Return all of the entries exactly, with nothing added or left out.

Supplied information ▸
==================================================

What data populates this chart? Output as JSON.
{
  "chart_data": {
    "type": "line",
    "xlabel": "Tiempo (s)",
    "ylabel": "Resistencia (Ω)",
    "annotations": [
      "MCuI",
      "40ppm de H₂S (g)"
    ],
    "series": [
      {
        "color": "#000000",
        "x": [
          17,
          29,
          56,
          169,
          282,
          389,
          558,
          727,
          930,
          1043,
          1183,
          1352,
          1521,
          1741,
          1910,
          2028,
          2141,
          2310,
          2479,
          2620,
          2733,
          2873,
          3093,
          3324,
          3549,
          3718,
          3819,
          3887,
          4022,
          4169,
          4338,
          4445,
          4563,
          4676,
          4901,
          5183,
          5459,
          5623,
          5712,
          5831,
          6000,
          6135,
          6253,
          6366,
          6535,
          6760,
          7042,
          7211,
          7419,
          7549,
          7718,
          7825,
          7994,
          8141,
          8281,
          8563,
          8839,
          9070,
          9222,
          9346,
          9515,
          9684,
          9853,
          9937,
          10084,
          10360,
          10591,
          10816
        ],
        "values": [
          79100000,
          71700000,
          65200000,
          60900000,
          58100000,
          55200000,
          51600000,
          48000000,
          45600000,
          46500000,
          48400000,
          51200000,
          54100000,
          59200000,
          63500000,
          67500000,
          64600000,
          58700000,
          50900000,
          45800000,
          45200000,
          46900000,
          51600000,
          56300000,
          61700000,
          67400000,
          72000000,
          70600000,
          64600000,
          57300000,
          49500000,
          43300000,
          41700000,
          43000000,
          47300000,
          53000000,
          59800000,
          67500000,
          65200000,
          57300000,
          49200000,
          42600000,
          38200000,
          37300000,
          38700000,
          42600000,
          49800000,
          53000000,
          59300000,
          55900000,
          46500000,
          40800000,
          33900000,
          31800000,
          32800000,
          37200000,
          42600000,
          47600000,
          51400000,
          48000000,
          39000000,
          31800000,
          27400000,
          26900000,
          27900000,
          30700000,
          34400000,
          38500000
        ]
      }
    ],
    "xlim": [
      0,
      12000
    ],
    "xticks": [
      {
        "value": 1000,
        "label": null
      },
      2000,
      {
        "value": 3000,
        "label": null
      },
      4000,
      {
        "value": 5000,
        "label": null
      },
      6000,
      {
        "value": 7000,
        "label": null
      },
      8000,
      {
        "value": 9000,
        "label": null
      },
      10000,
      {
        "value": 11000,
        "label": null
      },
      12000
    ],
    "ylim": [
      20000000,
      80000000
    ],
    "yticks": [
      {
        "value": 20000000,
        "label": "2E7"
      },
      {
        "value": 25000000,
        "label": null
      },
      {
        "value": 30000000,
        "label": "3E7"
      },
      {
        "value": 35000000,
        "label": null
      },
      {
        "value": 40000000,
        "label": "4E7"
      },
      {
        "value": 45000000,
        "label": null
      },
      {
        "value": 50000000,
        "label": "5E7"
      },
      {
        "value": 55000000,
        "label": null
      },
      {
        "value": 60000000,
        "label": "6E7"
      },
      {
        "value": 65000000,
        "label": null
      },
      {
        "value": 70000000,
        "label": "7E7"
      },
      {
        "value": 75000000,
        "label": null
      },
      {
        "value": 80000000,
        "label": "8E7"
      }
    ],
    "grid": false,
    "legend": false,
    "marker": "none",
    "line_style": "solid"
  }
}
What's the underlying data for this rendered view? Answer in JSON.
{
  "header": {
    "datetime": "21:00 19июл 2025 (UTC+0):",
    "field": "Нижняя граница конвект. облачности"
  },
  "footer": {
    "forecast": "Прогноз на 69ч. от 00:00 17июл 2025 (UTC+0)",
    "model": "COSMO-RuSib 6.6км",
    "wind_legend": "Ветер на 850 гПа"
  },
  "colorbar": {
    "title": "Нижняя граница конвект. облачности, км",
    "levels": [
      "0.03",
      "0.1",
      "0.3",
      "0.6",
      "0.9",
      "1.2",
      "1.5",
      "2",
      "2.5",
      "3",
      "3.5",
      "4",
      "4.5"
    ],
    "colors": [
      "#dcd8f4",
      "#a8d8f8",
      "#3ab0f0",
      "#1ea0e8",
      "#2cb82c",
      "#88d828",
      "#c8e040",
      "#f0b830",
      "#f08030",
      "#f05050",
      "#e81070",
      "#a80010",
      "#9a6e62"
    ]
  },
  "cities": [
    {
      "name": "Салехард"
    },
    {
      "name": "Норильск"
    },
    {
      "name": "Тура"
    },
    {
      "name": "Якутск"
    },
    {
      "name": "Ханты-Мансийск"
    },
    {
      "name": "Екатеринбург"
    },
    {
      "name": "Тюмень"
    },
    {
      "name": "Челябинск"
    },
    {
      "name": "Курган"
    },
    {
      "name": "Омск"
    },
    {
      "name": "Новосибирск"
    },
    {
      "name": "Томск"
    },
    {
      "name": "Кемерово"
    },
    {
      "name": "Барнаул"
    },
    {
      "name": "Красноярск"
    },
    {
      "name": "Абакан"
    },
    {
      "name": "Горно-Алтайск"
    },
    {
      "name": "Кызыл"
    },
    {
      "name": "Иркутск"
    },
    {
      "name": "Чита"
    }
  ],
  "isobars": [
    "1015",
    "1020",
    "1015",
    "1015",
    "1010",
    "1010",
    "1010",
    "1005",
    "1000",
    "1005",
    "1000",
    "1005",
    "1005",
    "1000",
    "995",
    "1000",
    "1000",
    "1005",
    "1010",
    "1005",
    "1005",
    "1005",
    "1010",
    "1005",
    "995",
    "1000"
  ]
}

==================================================

Final result ▸
What data populates this chart? Output as JSON.
{
  "chart_data": {
    "type": "line",
    "xlabel": "Tiempo (s)",
    "ylabel": "Resistencia (Ω)",
    "annotations": [
      "MCuI",
      "40ppm de H₂S (g)"
    ],
    "series": [
      {
        "color": "#000000",
        "x": [
          17,
          29,
          56,
          169,
          282,
          389,
          558,
          727,
          930,
          1043,
          1183,
          1352,
          1521,
          1741,
          1910,
          2028,
          2141,
          2310,
          2479,
          2620,
          2733,
          2873,
          3093,
          3324,
          3549,
          3718,
          3819,
          3887,
          4022,
          4169,
          4338,
          4445,
          4563,
          4676,
          4901,
          5183,
          5459,
          5623,
          5712,
          5831,
          6000,
          6135,
          6253,
          6366,
          6535,
          6760,
          7042,
          7211,
          7419,
          7549,
          7718,
          7825,
          7994,
          8141,
          8281,
          8563,
          8839,
          9070,
          9222,
          9346,
          9515,
          9684,
          9853,
          9937,
          10084,
          10360,
          10591,
          10816
        ],
        "values": [
          79100000,
          71700000,
          65200000,
          60900000,
          58100000,
          55200000,
          51600000,
          48000000,
          45600000,
          46500000,
          48400000,
          51200000,
          54100000,
          59200000,
          63500000,
          67500000,
          64600000,
          58700000,
          50900000,
          45800000,
          45200000,
          46900000,
          51600000,
          56300000,
          61700000,
          67400000,
          72000000,
          70600000,
          64600000,
          57300000,
          49500000,
          43300000,
          41700000,
          43000000,
          47300000,
          53000000,
          59800000,
          67500000,
          65200000,
          57300000,
          49200000,
          42600000,
          38200000,
          37300000,
          38700000,
          42600000,
          49800000,
          53000000,
          59300000,
          55900000,
          46500000,
          40800000,
          33900000,
          31800000,
          32800000,
          37200000,
          42600000,
          47600000,
          51400000,
          48000000,
          39000000,
          31800000,
          27400000,
          26900000,
          27900000,
          30700000,
          34400000,
          38500000
        ]
      }
    ],
    "xlim": [
      0,
      12000
    ],
    "xticks": [
      {
        "value": 1000,
        "label": null
      },
      2000,
      {
        "value": 3000,
        "label": null
      },
      4000,
      {
        "value": 5000,
        "label": null
      },
      6000,
      {
        "value": 7000,
        "label": null
      },
      8000,
      {
        "value": 9000,
        "label": null
      },
      10000,
      {
        "value": 11000,
        "label": null
      },
      12000
    ],
    "ylim": [
      20000000,
      80000000
    ],
    "yticks": [
      {
        "value": 20000000,
        "label": "2E7"
      },
      {
        "value": 25000000,
        "label": null
      },
      {
        "value": 30000000,
        "label": "3E7"
      },
      {
        "value": 35000000,
        "label": null
      },
      {
        "value": 40000000,
        "label": "4E7"
      },
      {
        "value": 45000000,
        "label": null
      },
      {
        "value": 50000000,
        "label": "5E7"
      },
      {
        "value": 55000000,
        "label": null
      },
      {
        "value": 60000000,
        "label": "6E7"
      },
      {
        "value": 65000000,
        "label": null
      },
      {
        "value": 70000000,
        "label": "7E7"
      },
      {
        "value": 75000000,
        "label": null
      },
      {
        "value": 80000000,
        "label": "8E7"
      }
    ],
    "grid": false,
    "legend": false,
    "marker": "none",
    "line_style": "solid"
  }
}
What's the underlying data for this rendered view? Answer in JSON.
{
  "header": {
    "datetime": "21:00 19июл 2025 (UTC+0):",
    "field": "Нижняя граница конвект. облачности"
  },
  "footer": {
    "forecast": "Прогноз на 69ч. от 00:00 17июл 2025 (UTC+0)",
    "model": "COSMO-RuSib 6.6км",
    "wind_legend": "Ветер на 850 гПа"
  },
  "colorbar": {
    "title": "Нижняя граница конвект. облачности, км",
    "levels": [
      "0.03",
      "0.1",
      "0.3",
      "0.6",
      "0.9",
      "1.2",
      "1.5",
      "2",
      "2.5",
      "3",
      "3.5",
      "4",
      "4.5"
    ],
    "colors": [
      "#dcd8f4",
      "#a8d8f8",
      "#3ab0f0",
      "#1ea0e8",
      "#2cb82c",
      "#88d828",
      "#c8e040",
      "#f0b830",
      "#f08030",
      "#f05050",
      "#e81070",
      "#a80010",
      "#9a6e62"
    ]
  },
  "cities": [
    {
      "name": "Салехард"
    },
    {
      "name": "Норильск"
    },
    {
      "name": "Тура"
    },
    {
      "name": "Якутск"
    },
    {
      "name": "Ханты-Мансийск"
    },
    {
      "name": "Екатеринбург"
    },
    {
      "name": "Тюмень"
    },
    {
      "name": "Челябинск"
    },
    {
      "name": "Курган"
    },
    {
      "name": "Омск"
    },
    {
      "name": "Новосибирск"
    },
    {
      "name": "Томск"
    },
    {
      "name": "Кемерово"
    },
    {
      "name": "Барнаул"
    },
    {
      "name": "Красноярск"
    },
    {
      "name": "Абакан"
    },
    {
      "name": "Горно-Алтайск"
    },
    {
      "name": "Кызыл"
    },
    {
      "name": "Иркутск"
    },
    {
      "name": "Чита"
    }
  ],
  "isobars": [
    "1015",
    "1020",
    "1015",
    "1015",
    "1010",
    "1010",
    "1010",
    "1005",
    "1000",
    "1005",
    "1000",
    "1005",
    "1005",
    "1000",
    "995",
    "1000",
    "1000",
    "1005",
    "1010",
    "1005",
    "1005",
    "1005",
    "1010",
    "1005",
    "995",
    "1000"
  ]
}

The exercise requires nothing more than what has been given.